YOUR GOAL -
Within the listing below, locate all lines containing the word "tomada". Copy each one.

TASK INPUTS -
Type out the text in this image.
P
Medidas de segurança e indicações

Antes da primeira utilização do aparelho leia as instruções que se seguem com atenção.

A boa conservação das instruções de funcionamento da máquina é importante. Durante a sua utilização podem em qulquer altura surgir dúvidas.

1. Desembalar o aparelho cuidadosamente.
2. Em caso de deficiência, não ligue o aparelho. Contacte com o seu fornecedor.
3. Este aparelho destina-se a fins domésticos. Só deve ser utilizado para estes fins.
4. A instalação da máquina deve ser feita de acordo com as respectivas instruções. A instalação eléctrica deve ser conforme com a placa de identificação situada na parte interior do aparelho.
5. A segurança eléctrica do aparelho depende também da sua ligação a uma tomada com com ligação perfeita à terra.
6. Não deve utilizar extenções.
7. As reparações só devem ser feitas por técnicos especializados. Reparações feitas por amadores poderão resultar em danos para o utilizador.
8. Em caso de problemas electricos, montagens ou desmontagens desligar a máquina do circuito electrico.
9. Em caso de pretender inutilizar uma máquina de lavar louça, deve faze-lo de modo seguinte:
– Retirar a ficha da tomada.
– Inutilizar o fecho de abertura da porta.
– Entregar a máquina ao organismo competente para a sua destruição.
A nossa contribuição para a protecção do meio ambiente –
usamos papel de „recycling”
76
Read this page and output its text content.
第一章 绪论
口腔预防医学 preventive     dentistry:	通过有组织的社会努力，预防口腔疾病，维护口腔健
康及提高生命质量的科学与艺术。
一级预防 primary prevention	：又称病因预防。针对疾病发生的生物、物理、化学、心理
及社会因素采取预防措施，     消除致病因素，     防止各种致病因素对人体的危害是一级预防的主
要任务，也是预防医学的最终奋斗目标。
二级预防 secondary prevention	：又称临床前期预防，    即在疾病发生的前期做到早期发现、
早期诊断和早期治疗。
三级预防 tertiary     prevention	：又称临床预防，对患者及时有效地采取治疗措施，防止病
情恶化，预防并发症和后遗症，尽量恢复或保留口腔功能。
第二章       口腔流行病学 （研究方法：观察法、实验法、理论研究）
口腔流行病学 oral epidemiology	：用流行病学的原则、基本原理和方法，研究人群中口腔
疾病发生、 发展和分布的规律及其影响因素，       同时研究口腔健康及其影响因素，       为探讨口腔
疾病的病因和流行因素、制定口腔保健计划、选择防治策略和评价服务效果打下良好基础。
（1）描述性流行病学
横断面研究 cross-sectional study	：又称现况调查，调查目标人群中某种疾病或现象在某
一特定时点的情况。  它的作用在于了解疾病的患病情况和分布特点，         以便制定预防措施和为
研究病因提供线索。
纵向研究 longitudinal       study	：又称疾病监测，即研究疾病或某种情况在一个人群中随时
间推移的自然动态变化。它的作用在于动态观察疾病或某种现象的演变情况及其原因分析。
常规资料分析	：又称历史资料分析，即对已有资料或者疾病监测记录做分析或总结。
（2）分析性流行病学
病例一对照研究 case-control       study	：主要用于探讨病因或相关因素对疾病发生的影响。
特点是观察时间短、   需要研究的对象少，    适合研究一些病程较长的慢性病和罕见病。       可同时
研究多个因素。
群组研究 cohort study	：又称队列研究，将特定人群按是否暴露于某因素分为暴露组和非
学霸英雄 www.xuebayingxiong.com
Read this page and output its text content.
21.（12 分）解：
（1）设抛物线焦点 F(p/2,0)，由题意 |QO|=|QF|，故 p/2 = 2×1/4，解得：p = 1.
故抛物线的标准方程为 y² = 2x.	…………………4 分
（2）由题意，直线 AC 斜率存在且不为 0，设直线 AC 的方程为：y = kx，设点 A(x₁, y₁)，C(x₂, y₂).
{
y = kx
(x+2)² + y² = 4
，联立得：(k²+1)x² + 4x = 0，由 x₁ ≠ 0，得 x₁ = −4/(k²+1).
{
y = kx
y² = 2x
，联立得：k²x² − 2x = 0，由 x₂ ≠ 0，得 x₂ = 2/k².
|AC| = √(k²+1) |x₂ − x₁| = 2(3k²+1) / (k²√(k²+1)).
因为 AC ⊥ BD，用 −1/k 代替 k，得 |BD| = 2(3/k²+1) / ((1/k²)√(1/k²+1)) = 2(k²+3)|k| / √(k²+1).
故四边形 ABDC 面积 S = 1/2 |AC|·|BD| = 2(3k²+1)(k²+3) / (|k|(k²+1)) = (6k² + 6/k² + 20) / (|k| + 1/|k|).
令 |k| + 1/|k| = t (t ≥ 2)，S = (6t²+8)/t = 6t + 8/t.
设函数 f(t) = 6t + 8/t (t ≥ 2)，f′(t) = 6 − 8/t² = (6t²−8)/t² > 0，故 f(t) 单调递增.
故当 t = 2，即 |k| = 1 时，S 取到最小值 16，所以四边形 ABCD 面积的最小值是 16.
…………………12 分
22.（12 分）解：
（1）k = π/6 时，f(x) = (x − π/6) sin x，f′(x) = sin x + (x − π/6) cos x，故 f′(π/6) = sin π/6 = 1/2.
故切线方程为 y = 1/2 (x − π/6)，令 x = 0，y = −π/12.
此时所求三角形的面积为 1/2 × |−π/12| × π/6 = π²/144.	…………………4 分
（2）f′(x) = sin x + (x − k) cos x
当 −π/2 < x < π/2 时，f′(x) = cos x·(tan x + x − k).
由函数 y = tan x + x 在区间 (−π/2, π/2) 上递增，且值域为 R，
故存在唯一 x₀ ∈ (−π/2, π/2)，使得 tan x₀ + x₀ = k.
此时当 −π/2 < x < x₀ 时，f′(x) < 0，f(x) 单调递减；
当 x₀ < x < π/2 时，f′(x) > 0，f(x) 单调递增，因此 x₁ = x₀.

COMPLETED TASK -
5. A segurança eléctrica do aparelho depende também da sua ligação a uma tomada com com ligação perfeita à terra.
– Retirar a ficha da tomada.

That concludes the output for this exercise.